--- BEGIN Supplied entries ---

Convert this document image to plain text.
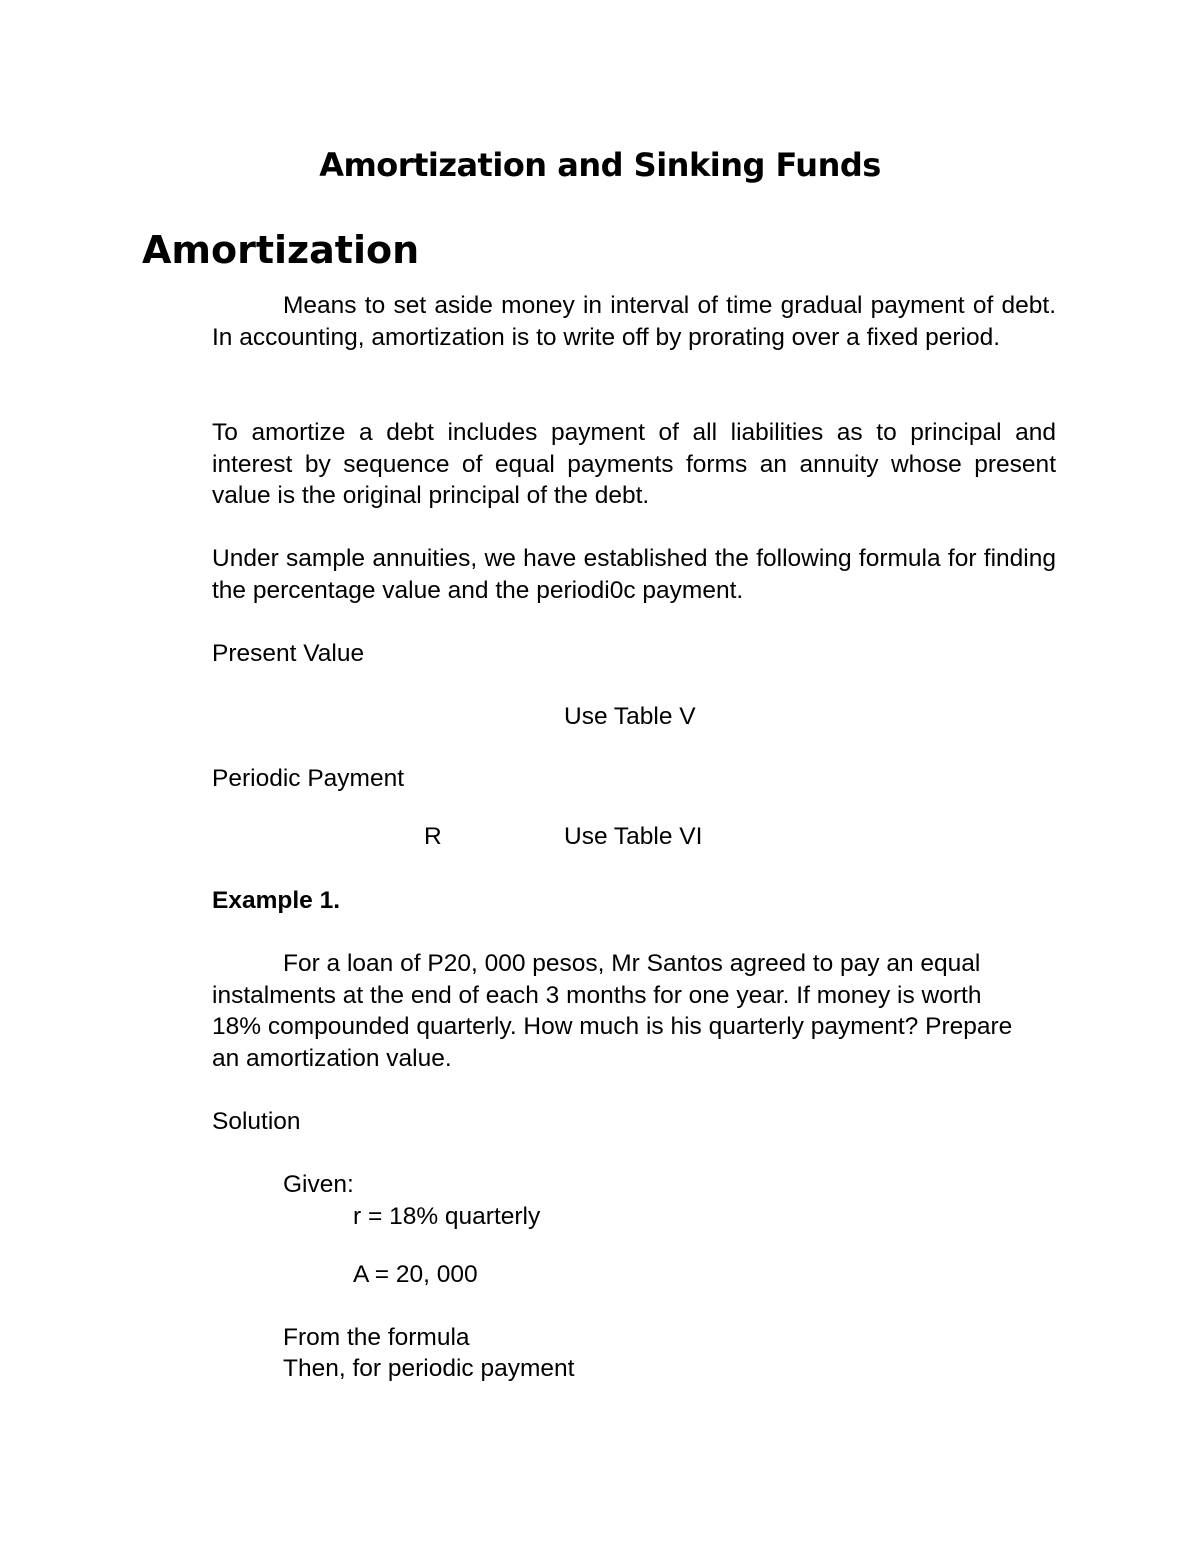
Amortization and Sinking Funds
Amortization

Means to set aside money in interval of time gradual payment of debt. In accounting, amortization is to write off by prorating over a fixed period.

To amortize a debt includes payment of all liabilities as to principal and interest by sequence of equal payments forms an annuity whose present value is the original principal of the debt.

Under sample annuities, we have established the following formula for finding the percentage value and the periodi0c payment.

Present Value

Use Table V

Periodic Payment

R	Use Table VI

Example 1.

For a loan of P20, 000 pesos, Mr Santos agreed to pay an equal instalments at the end of each 3 months for one year. If money is worth 18% compounded quarterly. How much is his quarterly payment? Prepare an amortization value.

Solution

Given:

r = 18% quarterly

A = 20, 000

From the formula

Then, for periodic payment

--- END Supplied entries ---

• [Job] Where a line of the entries contains the word "debt", copy that line.

• [Final answer]
Means to set aside money in interval of time gradual payment of debt. In accounting, amortization is to write off by prorating over a fixed period.
To amortize a debt includes payment of all liabilities as to principal and interest by sequence of equal payments forms an annuity whose present value is the original principal of the debt.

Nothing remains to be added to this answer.